• **Stated task**:
Identify and copy all lines of the material where the string "content" is found.

• **Supplied material**:
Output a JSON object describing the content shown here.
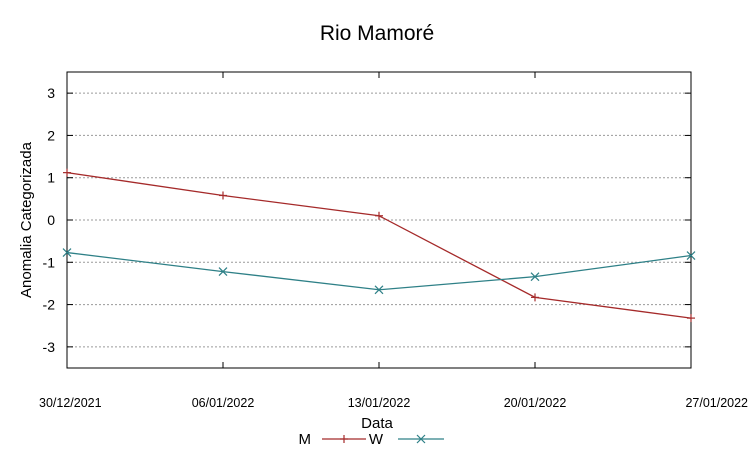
{
  "chart_data": {
    "type": "line",
    "title": "Rio Mamoré",
    "xlabel": "Data",
    "ylabel": "Anomalia Categorizada",
    "categories": [
      "30/12/2021",
      "06/01/2022",
      "13/01/2022",
      "20/01/2022",
      "27/01/2022"
    ],
    "yticks": [
      "3",
      "2",
      "1",
      "0",
      "-1",
      "-2",
      "-3"
    ],
    "ylim": [
      -3.5,
      3.5
    ],
    "grid": true,
    "legend_position": "bottom",
    "series": [
      {
        "name": "M",
        "color": "#a52a2a",
        "marker": "plus",
        "values": [
          1.12,
          0.58,
          0.1,
          -1.83,
          -2.32
        ]
      },
      {
        "name": "W",
        "color": "#2e8087",
        "marker": "x",
        "values": [
          -0.77,
          -1.22,
          -1.65,
          -1.34,
          -0.84
        ]
      }
    ]
  }
}
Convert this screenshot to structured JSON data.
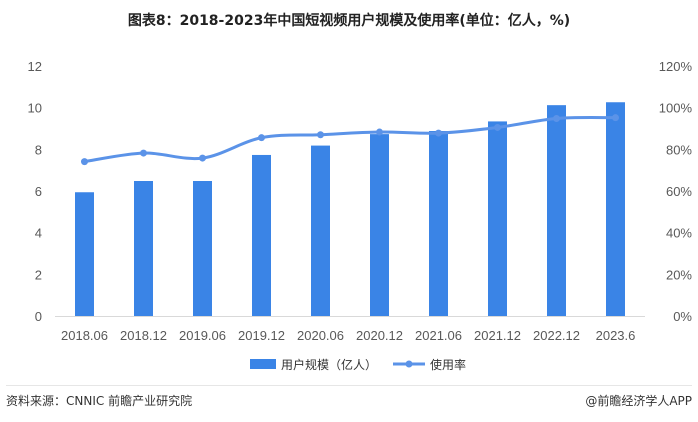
{
  "chart_data": {
    "type": "bar+line",
    "title": "图表8：2018-2023年中国短视频用户规模及使用率(单位：亿人，%)",
    "categories": [
      "2018.06",
      "2018.12",
      "2019.06",
      "2019.12",
      "2020.06",
      "2020.12",
      "2021.06",
      "2021.12",
      "2022.12",
      "2023.6"
    ],
    "series": [
      {
        "name": "用户规模（亿人）",
        "type": "bar",
        "axis": "left",
        "color": "#3a84e6",
        "values": [
          5.94,
          6.48,
          6.48,
          7.73,
          8.18,
          8.73,
          8.88,
          9.34,
          10.12,
          10.26
        ]
      },
      {
        "name": "使用率",
        "type": "line",
        "axis": "right",
        "color": "#5b93e8",
        "values": [
          74.1,
          78.2,
          75.8,
          85.6,
          87.0,
          88.3,
          87.8,
          90.5,
          94.8,
          95.2
        ]
      }
    ],
    "left_axis": {
      "min": 0,
      "max": 12,
      "ticks": [
        "0",
        "2",
        "4",
        "6",
        "8",
        "10",
        "12"
      ]
    },
    "right_axis": {
      "min": 0,
      "max": 120,
      "ticks": [
        "0%",
        "20%",
        "40%",
        "60%",
        "80%",
        "100%",
        "120%"
      ]
    },
    "legend_position": "bottom",
    "grid": false
  },
  "footer": {
    "source": "资料来源：CNNIC 前瞻产业研究院",
    "credit": "@前瞻经济学人APP"
  }
}
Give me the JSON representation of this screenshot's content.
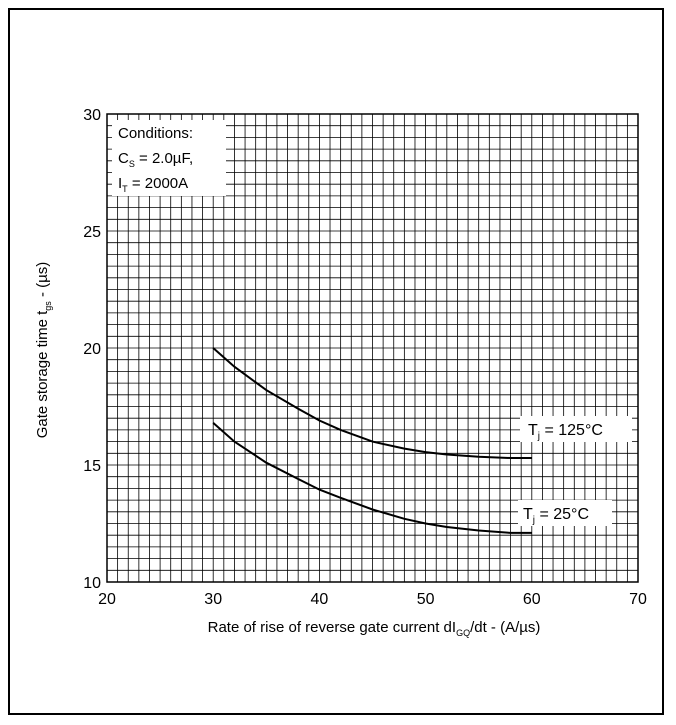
{
  "chart_data": {
    "type": "line",
    "title": "",
    "xlabel_parts": [
      "Rate of rise of reverse gate current dI",
      "GQ",
      "/dt - (A/µs)"
    ],
    "ylabel_parts": [
      "Gate storage time t",
      "gs",
      " - (µs)"
    ],
    "xlim": [
      20,
      70
    ],
    "ylim": [
      10,
      30
    ],
    "x_ticks": [
      20,
      30,
      40,
      50,
      60,
      70
    ],
    "y_ticks": [
      10,
      15,
      20,
      25,
      30
    ],
    "grid": true,
    "conditions": {
      "heading": "Conditions:",
      "cs_sym": "C",
      "cs_sub": "S",
      "cs_val": " = 2.0µF,",
      "it_sym": "I",
      "it_sub": "T",
      "it_val": " = 2000A"
    },
    "series": [
      {
        "name": "Tj = 125°C",
        "label_sym": "T",
        "label_sub": "j",
        "label_val": " = 125°C",
        "color": "#000000",
        "points": [
          [
            30,
            20.0
          ],
          [
            32,
            19.2
          ],
          [
            35,
            18.2
          ],
          [
            38,
            17.4
          ],
          [
            40,
            16.9
          ],
          [
            42,
            16.5
          ],
          [
            45,
            16.0
          ],
          [
            48,
            15.7
          ],
          [
            50,
            15.55
          ],
          [
            52,
            15.45
          ],
          [
            55,
            15.35
          ],
          [
            58,
            15.3
          ],
          [
            60,
            15.3
          ]
        ]
      },
      {
        "name": "Tj = 25°C",
        "label_sym": "T",
        "label_sub": "j",
        "label_val": " = 25°C",
        "color": "#000000",
        "points": [
          [
            30,
            16.8
          ],
          [
            32,
            16.0
          ],
          [
            35,
            15.1
          ],
          [
            38,
            14.4
          ],
          [
            40,
            13.95
          ],
          [
            42,
            13.6
          ],
          [
            45,
            13.1
          ],
          [
            48,
            12.7
          ],
          [
            50,
            12.5
          ],
          [
            52,
            12.35
          ],
          [
            55,
            12.2
          ],
          [
            58,
            12.1
          ],
          [
            60,
            12.1
          ]
        ]
      }
    ]
  }
}
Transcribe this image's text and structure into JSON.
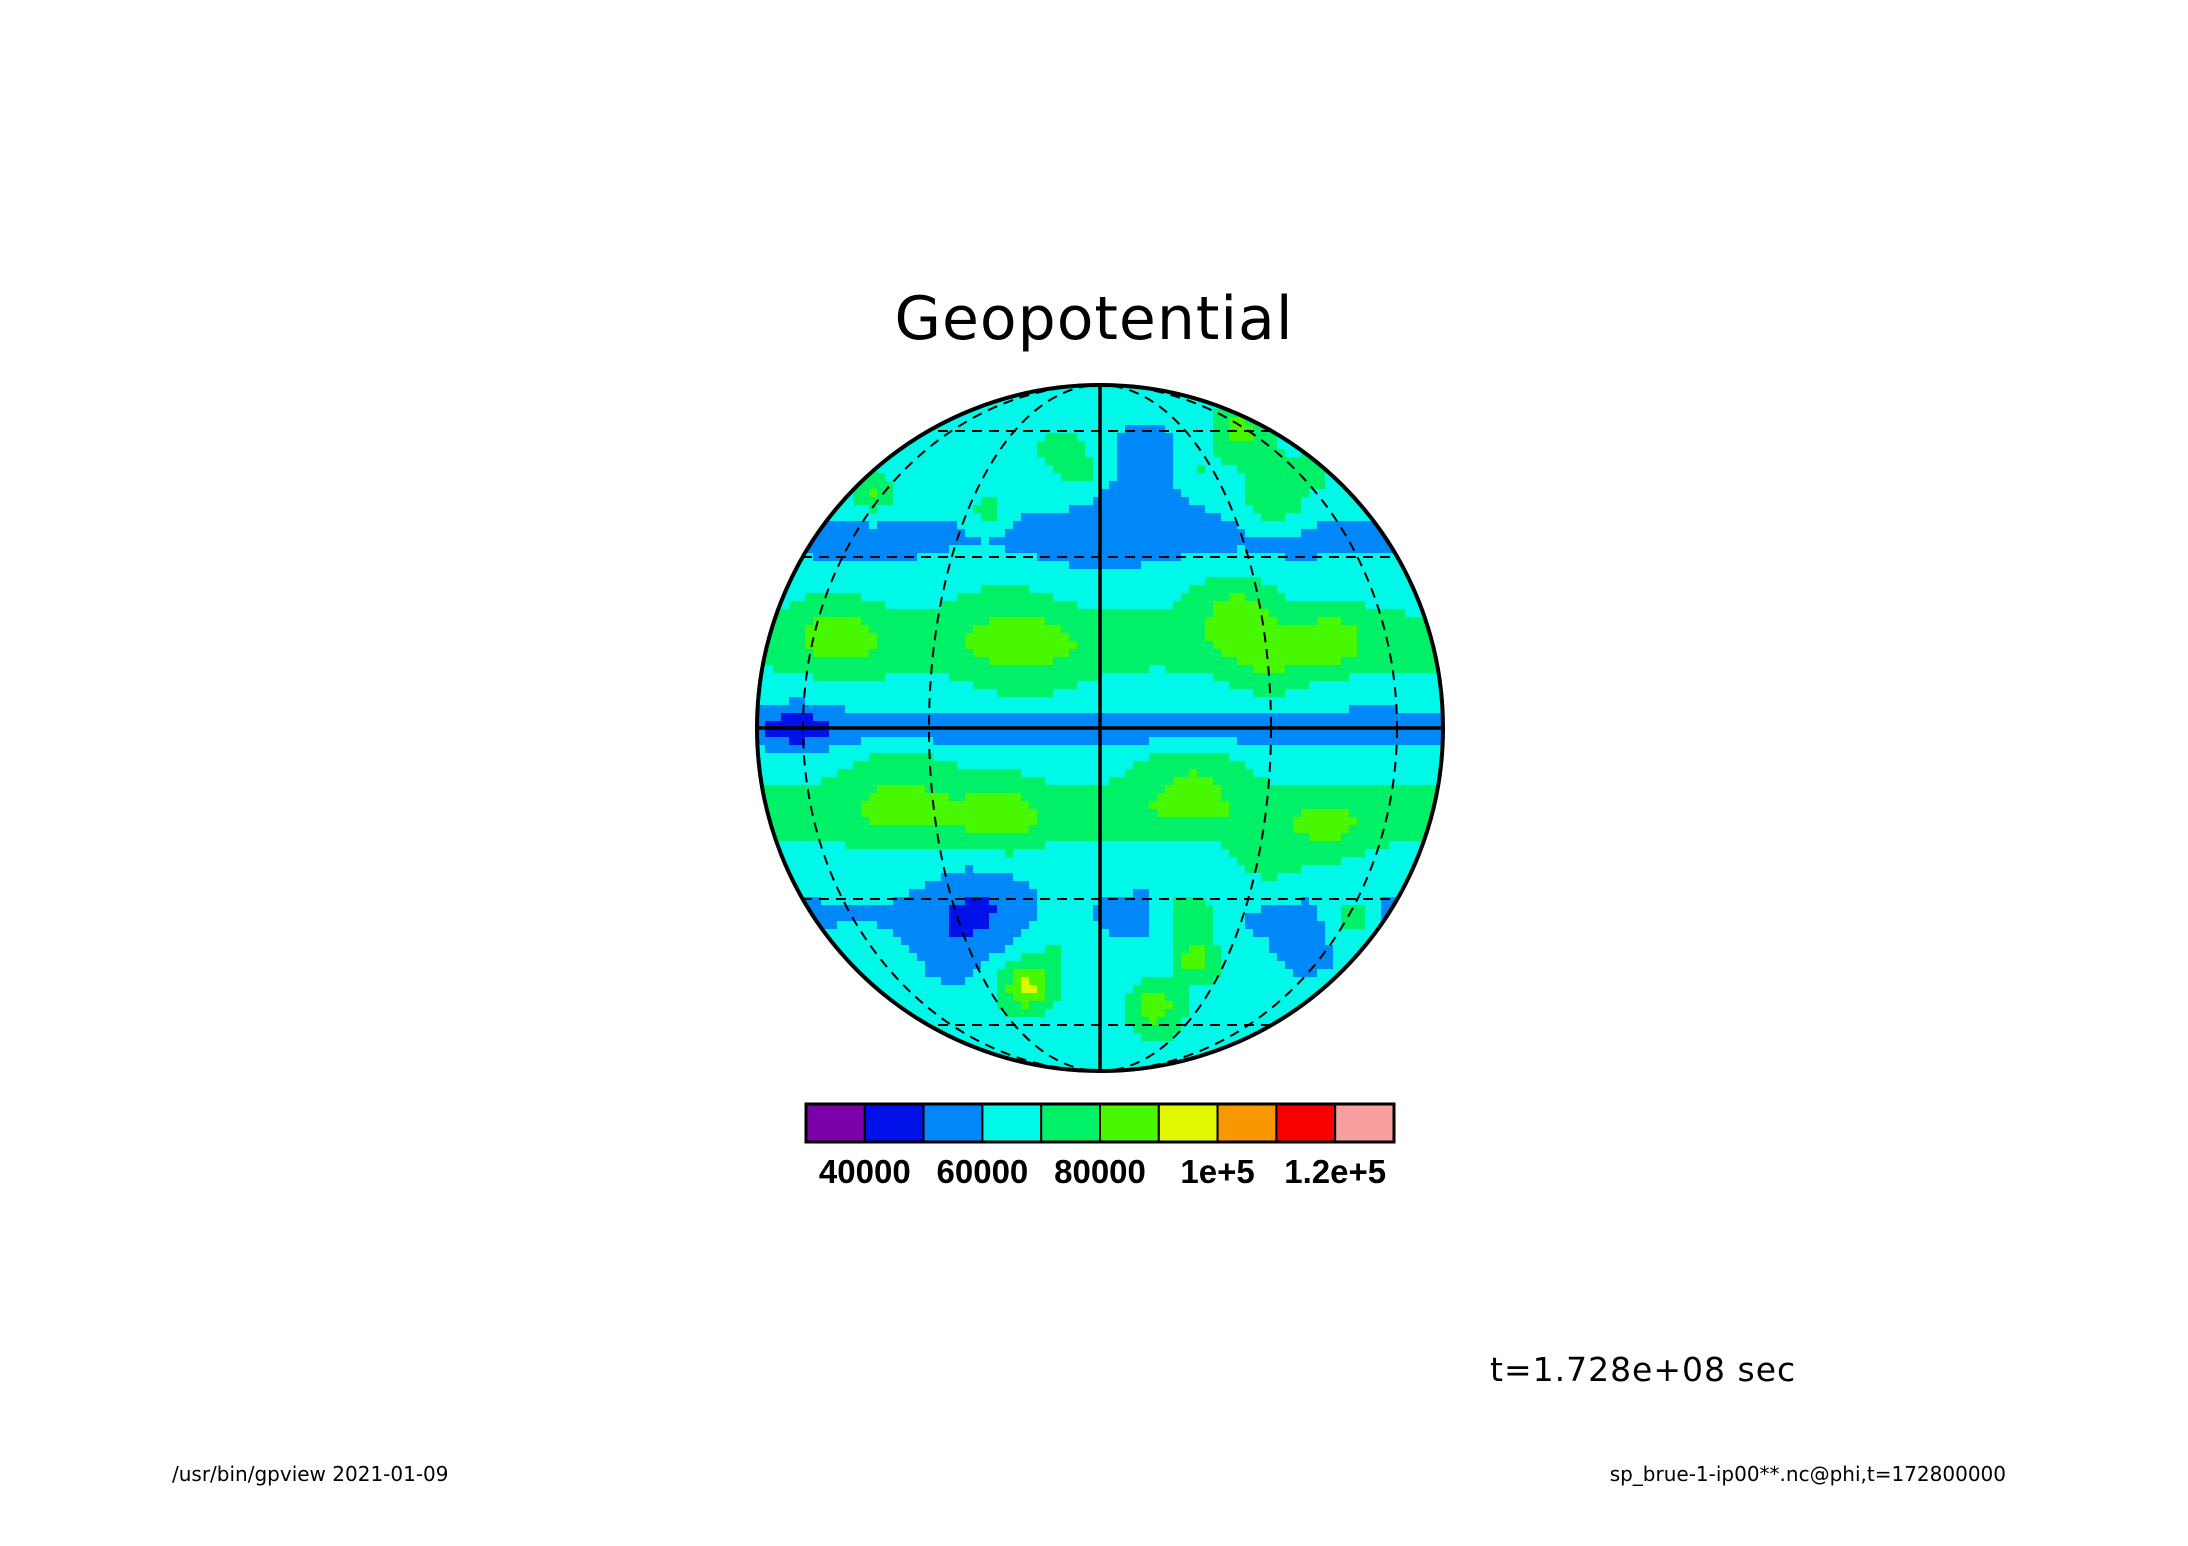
{
  "chart_data": {
    "type": "heatmap",
    "title": "Geopotential",
    "projection": "orthographic",
    "grid": true,
    "color_levels": [
      {
        "upper": 40000,
        "color": "#7b00a8"
      },
      {
        "upper": 50000,
        "color": "#0010e8"
      },
      {
        "upper": 60000,
        "color": "#0088f8"
      },
      {
        "upper": 70000,
        "color": "#00f8e8"
      },
      {
        "upper": 80000,
        "color": "#00f068"
      },
      {
        "upper": 90000,
        "color": "#48f800"
      },
      {
        "upper": 100000,
        "color": "#e0f800"
      },
      {
        "upper": 110000,
        "color": "#f89800"
      },
      {
        "upper": 120000,
        "color": "#f80000"
      },
      {
        "upper": 130000,
        "color": "#f8a0a0"
      }
    ],
    "colorbar_tick_labels": [
      "40000",
      "60000",
      "80000",
      "1e+5",
      "1.2e+5"
    ],
    "annotations": {
      "time": "t=1.728e+08 sec"
    }
  },
  "footer": {
    "left": "/usr/bin/gpview   2021-01-09",
    "right": "sp_brue-1-ip00**.nc@phi,t=172800000"
  }
}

• **In response**:
Output a JSON object describing the content shown here.
Give me the JSON representation of this screenshot's content.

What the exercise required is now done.